• [MATERIAL FOR THE TASK]
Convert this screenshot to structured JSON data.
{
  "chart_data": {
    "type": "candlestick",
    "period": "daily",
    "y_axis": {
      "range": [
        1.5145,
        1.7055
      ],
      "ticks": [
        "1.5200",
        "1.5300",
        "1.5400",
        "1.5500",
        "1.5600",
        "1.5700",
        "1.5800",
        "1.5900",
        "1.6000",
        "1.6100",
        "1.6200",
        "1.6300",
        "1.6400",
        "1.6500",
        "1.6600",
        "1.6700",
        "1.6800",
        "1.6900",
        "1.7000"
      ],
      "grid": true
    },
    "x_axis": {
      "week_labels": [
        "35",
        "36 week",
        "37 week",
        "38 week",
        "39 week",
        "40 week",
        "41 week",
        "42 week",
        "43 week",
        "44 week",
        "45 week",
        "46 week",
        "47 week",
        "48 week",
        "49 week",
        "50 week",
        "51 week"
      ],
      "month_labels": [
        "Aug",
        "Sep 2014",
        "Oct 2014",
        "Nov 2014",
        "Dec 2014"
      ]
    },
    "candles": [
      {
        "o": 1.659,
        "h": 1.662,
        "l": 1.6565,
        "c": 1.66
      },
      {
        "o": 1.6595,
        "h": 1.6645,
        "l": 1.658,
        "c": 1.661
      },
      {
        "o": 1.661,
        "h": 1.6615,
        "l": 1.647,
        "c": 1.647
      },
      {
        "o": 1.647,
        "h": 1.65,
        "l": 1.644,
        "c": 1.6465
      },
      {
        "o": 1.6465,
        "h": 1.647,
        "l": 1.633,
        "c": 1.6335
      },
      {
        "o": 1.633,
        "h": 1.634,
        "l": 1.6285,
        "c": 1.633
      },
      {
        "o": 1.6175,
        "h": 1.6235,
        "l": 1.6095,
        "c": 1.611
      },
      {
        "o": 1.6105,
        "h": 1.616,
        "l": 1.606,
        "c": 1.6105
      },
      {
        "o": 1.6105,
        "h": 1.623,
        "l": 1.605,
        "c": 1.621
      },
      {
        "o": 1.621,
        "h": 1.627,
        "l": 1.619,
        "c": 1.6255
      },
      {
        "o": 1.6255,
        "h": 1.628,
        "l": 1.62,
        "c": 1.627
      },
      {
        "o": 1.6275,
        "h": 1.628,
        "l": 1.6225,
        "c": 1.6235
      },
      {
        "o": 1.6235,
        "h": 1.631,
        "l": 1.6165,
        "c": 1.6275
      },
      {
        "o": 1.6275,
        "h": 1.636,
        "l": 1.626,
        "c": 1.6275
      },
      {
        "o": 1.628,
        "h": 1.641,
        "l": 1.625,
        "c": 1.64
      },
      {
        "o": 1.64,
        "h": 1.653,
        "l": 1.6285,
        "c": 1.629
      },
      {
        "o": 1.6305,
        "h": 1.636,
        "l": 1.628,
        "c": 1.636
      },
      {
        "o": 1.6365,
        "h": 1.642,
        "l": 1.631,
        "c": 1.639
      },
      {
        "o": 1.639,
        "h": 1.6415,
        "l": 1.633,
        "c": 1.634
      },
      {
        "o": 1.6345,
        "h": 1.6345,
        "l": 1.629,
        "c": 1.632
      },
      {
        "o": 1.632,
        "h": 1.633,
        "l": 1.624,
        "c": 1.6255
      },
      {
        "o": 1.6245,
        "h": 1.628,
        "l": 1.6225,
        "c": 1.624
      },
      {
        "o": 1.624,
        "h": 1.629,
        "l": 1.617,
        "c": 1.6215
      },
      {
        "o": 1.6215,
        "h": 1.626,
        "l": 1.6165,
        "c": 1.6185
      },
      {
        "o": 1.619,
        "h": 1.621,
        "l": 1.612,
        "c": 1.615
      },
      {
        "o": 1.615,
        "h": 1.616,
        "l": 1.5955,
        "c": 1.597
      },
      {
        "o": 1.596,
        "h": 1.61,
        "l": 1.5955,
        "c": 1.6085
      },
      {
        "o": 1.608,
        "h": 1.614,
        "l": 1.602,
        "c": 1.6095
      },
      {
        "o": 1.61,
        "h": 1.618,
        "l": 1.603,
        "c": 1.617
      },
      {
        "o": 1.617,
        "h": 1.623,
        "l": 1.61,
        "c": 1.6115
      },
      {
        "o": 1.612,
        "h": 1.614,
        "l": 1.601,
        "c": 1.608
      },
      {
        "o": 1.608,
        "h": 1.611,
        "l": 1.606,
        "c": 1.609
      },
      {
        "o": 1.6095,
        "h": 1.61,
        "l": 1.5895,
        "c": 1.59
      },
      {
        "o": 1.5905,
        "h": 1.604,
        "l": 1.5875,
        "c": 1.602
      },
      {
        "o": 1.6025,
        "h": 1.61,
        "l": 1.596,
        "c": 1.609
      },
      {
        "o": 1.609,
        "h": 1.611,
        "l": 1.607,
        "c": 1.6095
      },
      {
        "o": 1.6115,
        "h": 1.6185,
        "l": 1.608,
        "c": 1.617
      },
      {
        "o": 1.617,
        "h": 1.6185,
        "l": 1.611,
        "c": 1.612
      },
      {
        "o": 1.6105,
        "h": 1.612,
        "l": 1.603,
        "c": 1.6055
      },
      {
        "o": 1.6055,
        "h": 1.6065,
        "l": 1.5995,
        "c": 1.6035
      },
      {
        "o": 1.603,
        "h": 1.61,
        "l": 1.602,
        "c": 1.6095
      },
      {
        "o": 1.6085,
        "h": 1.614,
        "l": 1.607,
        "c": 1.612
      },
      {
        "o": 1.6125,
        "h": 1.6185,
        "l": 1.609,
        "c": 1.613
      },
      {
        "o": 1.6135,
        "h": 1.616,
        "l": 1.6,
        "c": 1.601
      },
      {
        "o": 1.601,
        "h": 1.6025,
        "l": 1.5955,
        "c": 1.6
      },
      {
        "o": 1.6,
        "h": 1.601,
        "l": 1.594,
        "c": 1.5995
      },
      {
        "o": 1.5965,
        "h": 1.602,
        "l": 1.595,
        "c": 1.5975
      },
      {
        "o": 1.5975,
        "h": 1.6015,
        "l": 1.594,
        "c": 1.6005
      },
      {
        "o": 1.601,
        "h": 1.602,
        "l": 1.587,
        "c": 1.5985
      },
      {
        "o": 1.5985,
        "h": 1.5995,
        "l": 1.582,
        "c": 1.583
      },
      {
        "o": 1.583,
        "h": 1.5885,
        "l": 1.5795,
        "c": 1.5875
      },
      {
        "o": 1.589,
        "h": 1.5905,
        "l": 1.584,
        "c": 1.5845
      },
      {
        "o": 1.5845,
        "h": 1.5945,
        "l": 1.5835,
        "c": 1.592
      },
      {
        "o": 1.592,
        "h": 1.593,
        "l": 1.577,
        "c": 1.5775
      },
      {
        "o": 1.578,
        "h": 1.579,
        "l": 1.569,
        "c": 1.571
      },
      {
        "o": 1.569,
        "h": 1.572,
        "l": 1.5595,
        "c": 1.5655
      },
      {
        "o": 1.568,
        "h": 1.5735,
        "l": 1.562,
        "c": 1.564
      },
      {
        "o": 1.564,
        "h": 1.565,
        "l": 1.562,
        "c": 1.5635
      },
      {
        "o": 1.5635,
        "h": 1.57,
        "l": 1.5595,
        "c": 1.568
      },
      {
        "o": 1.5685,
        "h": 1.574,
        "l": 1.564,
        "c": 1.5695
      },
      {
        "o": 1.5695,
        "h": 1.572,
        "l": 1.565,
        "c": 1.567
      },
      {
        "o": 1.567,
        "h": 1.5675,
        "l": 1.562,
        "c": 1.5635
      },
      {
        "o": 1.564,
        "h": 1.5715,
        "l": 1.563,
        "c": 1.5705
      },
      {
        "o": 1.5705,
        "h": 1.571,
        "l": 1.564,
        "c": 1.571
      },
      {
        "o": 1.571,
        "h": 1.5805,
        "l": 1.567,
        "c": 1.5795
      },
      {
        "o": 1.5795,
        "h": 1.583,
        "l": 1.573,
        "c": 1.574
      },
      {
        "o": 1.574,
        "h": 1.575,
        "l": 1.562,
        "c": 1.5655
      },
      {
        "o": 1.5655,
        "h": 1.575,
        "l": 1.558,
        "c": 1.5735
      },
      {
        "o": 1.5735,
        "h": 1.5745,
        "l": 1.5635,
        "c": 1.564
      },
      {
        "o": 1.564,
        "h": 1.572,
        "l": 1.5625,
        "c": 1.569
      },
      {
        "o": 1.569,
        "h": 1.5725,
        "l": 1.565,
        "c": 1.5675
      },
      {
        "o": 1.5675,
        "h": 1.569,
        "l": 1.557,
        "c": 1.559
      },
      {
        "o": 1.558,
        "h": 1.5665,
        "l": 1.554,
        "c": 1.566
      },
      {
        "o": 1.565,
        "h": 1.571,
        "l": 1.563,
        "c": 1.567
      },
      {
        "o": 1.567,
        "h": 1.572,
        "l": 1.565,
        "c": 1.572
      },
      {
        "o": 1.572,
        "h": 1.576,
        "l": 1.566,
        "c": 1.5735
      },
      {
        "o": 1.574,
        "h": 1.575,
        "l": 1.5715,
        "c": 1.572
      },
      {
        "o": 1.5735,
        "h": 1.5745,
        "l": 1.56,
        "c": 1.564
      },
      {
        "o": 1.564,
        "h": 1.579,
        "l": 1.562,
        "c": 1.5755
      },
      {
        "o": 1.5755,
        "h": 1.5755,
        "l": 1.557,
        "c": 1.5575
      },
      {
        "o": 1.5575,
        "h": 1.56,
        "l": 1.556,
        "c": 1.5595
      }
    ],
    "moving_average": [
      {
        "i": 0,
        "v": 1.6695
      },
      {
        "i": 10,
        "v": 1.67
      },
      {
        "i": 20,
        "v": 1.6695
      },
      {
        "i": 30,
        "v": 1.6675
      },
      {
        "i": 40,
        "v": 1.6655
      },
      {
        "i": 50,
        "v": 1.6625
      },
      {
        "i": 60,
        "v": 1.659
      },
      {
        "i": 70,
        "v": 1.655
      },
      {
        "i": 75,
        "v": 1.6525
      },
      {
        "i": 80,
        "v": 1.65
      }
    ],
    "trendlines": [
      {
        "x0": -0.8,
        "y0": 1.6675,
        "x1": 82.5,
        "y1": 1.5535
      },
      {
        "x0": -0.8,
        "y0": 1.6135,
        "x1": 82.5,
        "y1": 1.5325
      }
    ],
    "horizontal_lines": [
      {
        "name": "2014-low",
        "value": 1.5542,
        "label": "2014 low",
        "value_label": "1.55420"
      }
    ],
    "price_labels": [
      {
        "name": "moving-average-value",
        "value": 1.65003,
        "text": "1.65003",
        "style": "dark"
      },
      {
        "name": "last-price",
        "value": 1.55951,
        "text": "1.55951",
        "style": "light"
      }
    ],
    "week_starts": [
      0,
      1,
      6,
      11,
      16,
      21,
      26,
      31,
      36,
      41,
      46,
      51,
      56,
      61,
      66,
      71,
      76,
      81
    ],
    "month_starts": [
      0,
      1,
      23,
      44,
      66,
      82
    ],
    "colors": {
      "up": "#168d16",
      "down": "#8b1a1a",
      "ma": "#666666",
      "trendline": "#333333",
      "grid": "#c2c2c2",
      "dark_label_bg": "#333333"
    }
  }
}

• [REQUIRED TASK]
Provide the number of lines containing the string "name", with no other output.

• [SOLUTION FOR THIS EXERCISE]
3